→ SHORT EXERCISE
Repeat the material exactly, leaving nothing out.

━━━━━━━━━━━━━━━━━━━━━━━━━━━━━━

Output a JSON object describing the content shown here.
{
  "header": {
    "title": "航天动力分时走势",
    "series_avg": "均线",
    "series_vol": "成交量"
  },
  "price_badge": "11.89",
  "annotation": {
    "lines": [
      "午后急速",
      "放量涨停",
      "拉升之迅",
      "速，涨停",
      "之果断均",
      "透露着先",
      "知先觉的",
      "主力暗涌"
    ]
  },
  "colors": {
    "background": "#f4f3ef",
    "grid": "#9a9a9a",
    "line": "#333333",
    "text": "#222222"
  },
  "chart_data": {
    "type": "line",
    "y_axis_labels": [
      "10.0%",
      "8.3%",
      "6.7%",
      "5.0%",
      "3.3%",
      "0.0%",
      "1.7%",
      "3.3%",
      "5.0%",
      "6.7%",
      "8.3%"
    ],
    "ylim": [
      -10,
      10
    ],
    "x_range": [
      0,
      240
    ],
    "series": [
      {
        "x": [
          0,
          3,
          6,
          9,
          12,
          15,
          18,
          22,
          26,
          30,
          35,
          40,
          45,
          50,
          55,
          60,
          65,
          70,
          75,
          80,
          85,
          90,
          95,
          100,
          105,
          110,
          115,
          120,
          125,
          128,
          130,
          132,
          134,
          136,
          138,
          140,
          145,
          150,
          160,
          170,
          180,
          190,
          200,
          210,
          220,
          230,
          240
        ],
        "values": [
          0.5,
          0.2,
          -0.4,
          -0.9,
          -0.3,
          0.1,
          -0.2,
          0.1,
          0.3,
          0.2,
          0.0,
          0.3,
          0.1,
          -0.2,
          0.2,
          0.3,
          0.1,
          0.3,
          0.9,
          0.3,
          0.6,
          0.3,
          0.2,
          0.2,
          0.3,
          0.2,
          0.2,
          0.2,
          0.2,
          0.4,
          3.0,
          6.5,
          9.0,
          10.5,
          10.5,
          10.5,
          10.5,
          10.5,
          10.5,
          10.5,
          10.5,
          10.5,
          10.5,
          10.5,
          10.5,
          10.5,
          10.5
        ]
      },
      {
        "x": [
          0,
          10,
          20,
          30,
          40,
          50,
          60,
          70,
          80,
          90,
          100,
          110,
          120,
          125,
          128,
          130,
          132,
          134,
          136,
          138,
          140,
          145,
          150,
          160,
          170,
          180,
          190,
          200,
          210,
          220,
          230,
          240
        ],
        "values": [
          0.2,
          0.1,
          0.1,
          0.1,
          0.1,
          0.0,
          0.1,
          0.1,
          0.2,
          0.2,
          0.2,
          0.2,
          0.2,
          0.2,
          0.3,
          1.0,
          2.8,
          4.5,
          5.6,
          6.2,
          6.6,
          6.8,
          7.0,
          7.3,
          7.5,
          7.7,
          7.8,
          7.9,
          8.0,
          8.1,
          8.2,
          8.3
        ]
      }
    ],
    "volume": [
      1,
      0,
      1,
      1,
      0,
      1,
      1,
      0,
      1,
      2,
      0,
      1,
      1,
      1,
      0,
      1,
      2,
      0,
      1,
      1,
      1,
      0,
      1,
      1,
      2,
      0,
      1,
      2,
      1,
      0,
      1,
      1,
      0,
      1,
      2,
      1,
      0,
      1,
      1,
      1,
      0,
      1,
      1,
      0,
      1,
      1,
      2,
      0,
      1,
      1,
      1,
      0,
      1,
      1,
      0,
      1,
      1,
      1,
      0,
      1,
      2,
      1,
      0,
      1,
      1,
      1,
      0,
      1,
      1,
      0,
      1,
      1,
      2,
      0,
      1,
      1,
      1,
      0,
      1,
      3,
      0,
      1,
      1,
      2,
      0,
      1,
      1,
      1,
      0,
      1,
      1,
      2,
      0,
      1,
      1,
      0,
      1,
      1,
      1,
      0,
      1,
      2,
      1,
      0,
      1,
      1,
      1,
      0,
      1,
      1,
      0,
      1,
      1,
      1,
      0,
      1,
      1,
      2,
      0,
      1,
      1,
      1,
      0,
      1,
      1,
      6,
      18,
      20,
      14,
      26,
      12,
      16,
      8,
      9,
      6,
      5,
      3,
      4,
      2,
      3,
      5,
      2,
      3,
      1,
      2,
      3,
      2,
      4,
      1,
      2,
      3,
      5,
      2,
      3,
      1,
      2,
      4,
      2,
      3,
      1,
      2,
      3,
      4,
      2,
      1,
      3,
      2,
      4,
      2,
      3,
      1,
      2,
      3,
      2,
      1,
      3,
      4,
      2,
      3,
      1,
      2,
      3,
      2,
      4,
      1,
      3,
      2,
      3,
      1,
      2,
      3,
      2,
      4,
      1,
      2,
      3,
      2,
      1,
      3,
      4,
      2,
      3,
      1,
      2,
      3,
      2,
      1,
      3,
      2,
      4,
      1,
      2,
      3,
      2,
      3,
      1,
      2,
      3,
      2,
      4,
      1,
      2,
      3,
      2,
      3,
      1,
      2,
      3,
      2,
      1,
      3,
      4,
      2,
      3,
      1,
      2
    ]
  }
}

━━━━━━━━━━━━━━━━━━━━━━━━━━━━━━

→ RESPONSE
Output a JSON object describing the content shown here.
{
  "header": {
    "title": "航天动力分时走势",
    "series_avg": "均线",
    "series_vol": "成交量"
  },
  "price_badge": "11.89",
  "annotation": {
    "lines": [
      "午后急速",
      "放量涨停",
      "拉升之迅",
      "速，涨停",
      "之果断均",
      "透露着先",
      "知先觉的",
      "主力暗涌"
    ]
  },
  "colors": {
    "background": "#f4f3ef",
    "grid": "#9a9a9a",
    "line": "#333333",
    "text": "#222222"
  },
  "chart_data": {
    "type": "line",
    "y_axis_labels": [
      "10.0%",
      "8.3%",
      "6.7%",
      "5.0%",
      "3.3%",
      "0.0%",
      "1.7%",
      "3.3%",
      "5.0%",
      "6.7%",
      "8.3%"
    ],
    "ylim": [
      -10,
      10
    ],
    "x_range": [
      0,
      240
    ],
    "series": [
      {
        "x": [
          0,
          3,
          6,
          9,
          12,
          15,
          18,
          22,
          26,
          30,
          35,
          40,
          45,
          50,
          55,
          60,
          65,
          70,
          75,
          80,
          85,
          90,
          95,
          100,
          105,
          110,
          115,
          120,
          125,
          128,
          130,
          132,
          134,
          136,
          138,
          140,
          145,
          150,
          160,
          170,
          180,
          190,
          200,
          210,
          220,
          230,
          240
        ],
        "values": [
          0.5,
          0.2,
          -0.4,
          -0.9,
          -0.3,
          0.1,
          -0.2,
          0.1,
          0.3,
          0.2,
          0.0,
          0.3,
          0.1,
          -0.2,
          0.2,
          0.3,
          0.1,
          0.3,
          0.9,
          0.3,
          0.6,
          0.3,
          0.2,
          0.2,
          0.3,
          0.2,
          0.2,
          0.2,
          0.2,
          0.4,
          3.0,
          6.5,
          9.0,
          10.5,
          10.5,
          10.5,
          10.5,
          10.5,
          10.5,
          10.5,
          10.5,
          10.5,
          10.5,
          10.5,
          10.5,
          10.5,
          10.5
        ]
      },
      {
        "x": [
          0,
          10,
          20,
          30,
          40,
          50,
          60,
          70,
          80,
          90,
          100,
          110,
          120,
          125,
          128,
          130,
          132,
          134,
          136,
          138,
          140,
          145,
          150,
          160,
          170,
          180,
          190,
          200,
          210,
          220,
          230,
          240
        ],
        "values": [
          0.2,
          0.1,
          0.1,
          0.1,
          0.1,
          0.0,
          0.1,
          0.1,
          0.2,
          0.2,
          0.2,
          0.2,
          0.2,
          0.2,
          0.3,
          1.0,
          2.8,
          4.5,
          5.6,
          6.2,
          6.6,
          6.8,
          7.0,
          7.3,
          7.5,
          7.7,
          7.8,
          7.9,
          8.0,
          8.1,
          8.2,
          8.3
        ]
      }
    ],
    "volume": [
      1,
      0,
      1,
      1,
      0,
      1,
      1,
      0,
      1,
      2,
      0,
      1,
      1,
      1,
      0,
      1,
      2,
      0,
      1,
      1,
      1,
      0,
      1,
      1,
      2,
      0,
      1,
      2,
      1,
      0,
      1,
      1,
      0,
      1,
      2,
      1,
      0,
      1,
      1,
      1,
      0,
      1,
      1,
      0,
      1,
      1,
      2,
      0,
      1,
      1,
      1,
      0,
      1,
      1,
      0,
      1,
      1,
      1,
      0,
      1,
      2,
      1,
      0,
      1,
      1,
      1,
      0,
      1,
      1,
      0,
      1,
      1,
      2,
      0,
      1,
      1,
      1,
      0,
      1,
      3,
      0,
      1,
      1,
      2,
      0,
      1,
      1,
      1,
      0,
      1,
      1,
      2,
      0,
      1,
      1,
      0,
      1,
      1,
      1,
      0,
      1,
      2,
      1,
      0,
      1,
      1,
      1,
      0,
      1,
      1,
      0,
      1,
      1,
      1,
      0,
      1,
      1,
      2,
      0,
      1,
      1,
      1,
      0,
      1,
      1,
      6,
      18,
      20,
      14,
      26,
      12,
      16,
      8,
      9,
      6,
      5,
      3,
      4,
      2,
      3,
      5,
      2,
      3,
      1,
      2,
      3,
      2,
      4,
      1,
      2,
      3,
      5,
      2,
      3,
      1,
      2,
      4,
      2,
      3,
      1,
      2,
      3,
      4,
      2,
      1,
      3,
      2,
      4,
      2,
      3,
      1,
      2,
      3,
      2,
      1,
      3,
      4,
      2,
      3,
      1,
      2,
      3,
      2,
      4,
      1,
      3,
      2,
      3,
      1,
      2,
      3,
      2,
      4,
      1,
      2,
      3,
      2,
      1,
      3,
      4,
      2,
      3,
      1,
      2,
      3,
      2,
      1,
      3,
      2,
      4,
      1,
      2,
      3,
      2,
      3,
      1,
      2,
      3,
      2,
      4,
      1,
      2,
      3,
      2,
      3,
      1,
      2,
      3,
      2,
      1,
      3,
      4,
      2,
      3,
      1,
      2
    ]
  }
}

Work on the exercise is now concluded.